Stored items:
***

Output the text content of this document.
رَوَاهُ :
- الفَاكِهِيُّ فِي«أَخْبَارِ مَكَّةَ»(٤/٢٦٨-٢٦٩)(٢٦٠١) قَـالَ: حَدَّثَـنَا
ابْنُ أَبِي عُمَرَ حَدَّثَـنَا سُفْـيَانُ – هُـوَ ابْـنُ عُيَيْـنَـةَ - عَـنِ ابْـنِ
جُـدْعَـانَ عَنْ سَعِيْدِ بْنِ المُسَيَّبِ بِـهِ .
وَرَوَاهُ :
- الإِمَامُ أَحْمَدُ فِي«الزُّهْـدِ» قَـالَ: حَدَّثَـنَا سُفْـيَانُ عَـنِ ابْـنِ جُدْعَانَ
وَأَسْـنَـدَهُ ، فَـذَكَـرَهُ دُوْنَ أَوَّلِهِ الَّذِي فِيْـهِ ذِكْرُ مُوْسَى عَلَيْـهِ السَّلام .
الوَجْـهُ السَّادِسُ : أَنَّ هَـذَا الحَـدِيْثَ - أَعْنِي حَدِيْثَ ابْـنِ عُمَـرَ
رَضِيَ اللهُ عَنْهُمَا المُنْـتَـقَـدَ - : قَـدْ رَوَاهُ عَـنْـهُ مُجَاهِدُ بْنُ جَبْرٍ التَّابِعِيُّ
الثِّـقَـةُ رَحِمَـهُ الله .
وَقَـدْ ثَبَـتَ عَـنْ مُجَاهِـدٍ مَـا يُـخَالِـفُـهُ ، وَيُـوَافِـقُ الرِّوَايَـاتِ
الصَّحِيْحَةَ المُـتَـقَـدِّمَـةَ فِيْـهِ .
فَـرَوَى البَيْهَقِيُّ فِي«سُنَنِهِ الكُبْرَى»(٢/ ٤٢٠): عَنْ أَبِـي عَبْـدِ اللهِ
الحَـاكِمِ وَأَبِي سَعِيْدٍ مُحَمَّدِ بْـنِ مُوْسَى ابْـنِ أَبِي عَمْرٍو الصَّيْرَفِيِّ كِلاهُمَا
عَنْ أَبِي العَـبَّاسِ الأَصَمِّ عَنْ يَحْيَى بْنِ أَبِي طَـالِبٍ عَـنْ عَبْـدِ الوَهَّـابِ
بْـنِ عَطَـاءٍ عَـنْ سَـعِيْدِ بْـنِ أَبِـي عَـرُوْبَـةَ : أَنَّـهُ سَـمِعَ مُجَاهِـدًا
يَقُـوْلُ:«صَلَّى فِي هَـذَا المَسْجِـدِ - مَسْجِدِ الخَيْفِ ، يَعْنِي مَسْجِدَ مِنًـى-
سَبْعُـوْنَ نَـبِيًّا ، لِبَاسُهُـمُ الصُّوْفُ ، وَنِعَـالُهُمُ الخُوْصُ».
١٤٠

***

Report back each line of the entries that holds the string "الله".

رَضِيَ اللهُ عَنْهُمَا المُنْـتَـقَـدَ - : قَـدْ رَوَاهُ عَـنْـهُ مُجَاهِدُ بْنُ جَبْرٍ التَّابِعِيُّ
الثِّـقَـةُ رَحِمَـهُ الله .
فَـرَوَى البَيْهَقِيُّ فِي«سُنَنِهِ الكُبْرَى»(٢/ ٤٢٠): عَنْ أَبِـي عَبْـدِ اللهِ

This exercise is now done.